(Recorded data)
+++

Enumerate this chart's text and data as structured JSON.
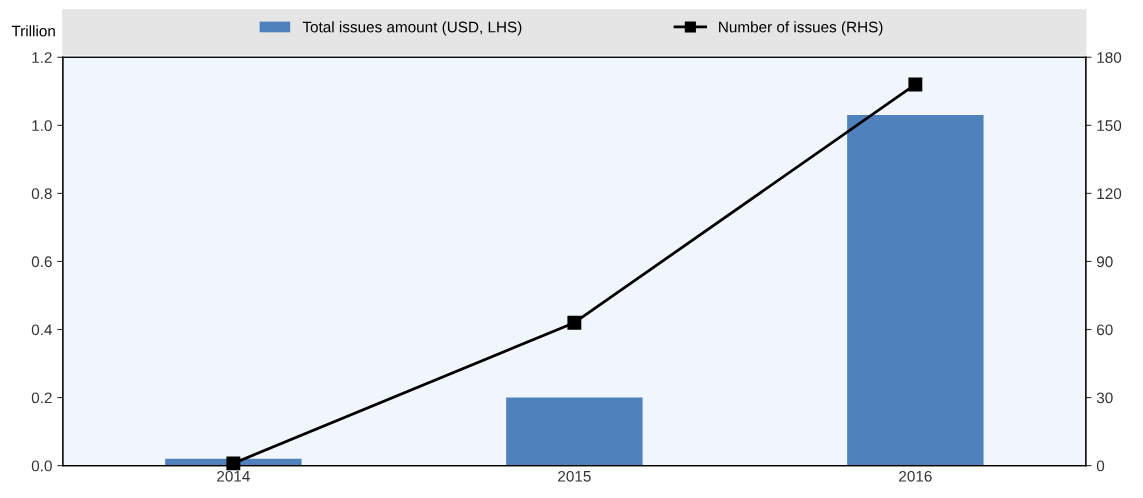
{
  "chart_data": {
    "type": "bar",
    "ylabel": "Trillion",
    "categories": [
      "2014",
      "2015",
      "2016"
    ],
    "series": [
      {
        "name": "Total issues amount (USD, LHS)",
        "color": "#4f81bd",
        "values": [
          0.02,
          0.2,
          1.03
        ]
      },
      {
        "name": "Number of issues (RHS)",
        "type": "line",
        "axis": "y2",
        "color": "#000000",
        "values": [
          1,
          63,
          168
        ],
        "marker": "square"
      }
    ],
    "ylim": [
      0,
      1.2
    ],
    "yticks": [
      {
        "value": 0,
        "label": "0.0"
      },
      {
        "value": 0.2,
        "label": "0.2"
      },
      {
        "value": 0.4,
        "label": "0.4"
      },
      {
        "value": 0.6,
        "label": "0.6"
      },
      {
        "value": 0.8,
        "label": "0.8"
      },
      {
        "value": 1.0,
        "label": "1.0"
      },
      {
        "value": 1.2,
        "label": "1.2"
      }
    ],
    "y2lim": [
      0,
      180
    ],
    "y2ticks": [
      0,
      30,
      60,
      90,
      120,
      150,
      180
    ],
    "legend": "top",
    "grid": false
  }
}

+++

Output the material word for word, omitting its pictures.

WRITTEN REPLY
Enumerate this chart's text and data as structured JSON.
{
  "chart_data": {
    "type": "bar",
    "ylabel": "Trillion",
    "categories": [
      "2014",
      "2015",
      "2016"
    ],
    "series": [
      {
        "name": "Total issues amount (USD, LHS)",
        "color": "#4f81bd",
        "values": [
          0.02,
          0.2,
          1.03
        ]
      },
      {
        "name": "Number of issues (RHS)",
        "type": "line",
        "axis": "y2",
        "color": "#000000",
        "values": [
          1,
          63,
          168
        ],
        "marker": "square"
      }
    ],
    "ylim": [
      0,
      1.2
    ],
    "yticks": [
      {
        "value": 0,
        "label": "0.0"
      },
      {
        "value": 0.2,
        "label": "0.2"
      },
      {
        "value": 0.4,
        "label": "0.4"
      },
      {
        "value": 0.6,
        "label": "0.6"
      },
      {
        "value": 0.8,
        "label": "0.8"
      },
      {
        "value": 1.0,
        "label": "1.0"
      },
      {
        "value": 1.2,
        "label": "1.2"
      }
    ],
    "y2lim": [
      0,
      180
    ],
    "y2ticks": [
      0,
      30,
      60,
      90,
      120,
      150,
      180
    ],
    "legend": "top",
    "grid": false
  }
}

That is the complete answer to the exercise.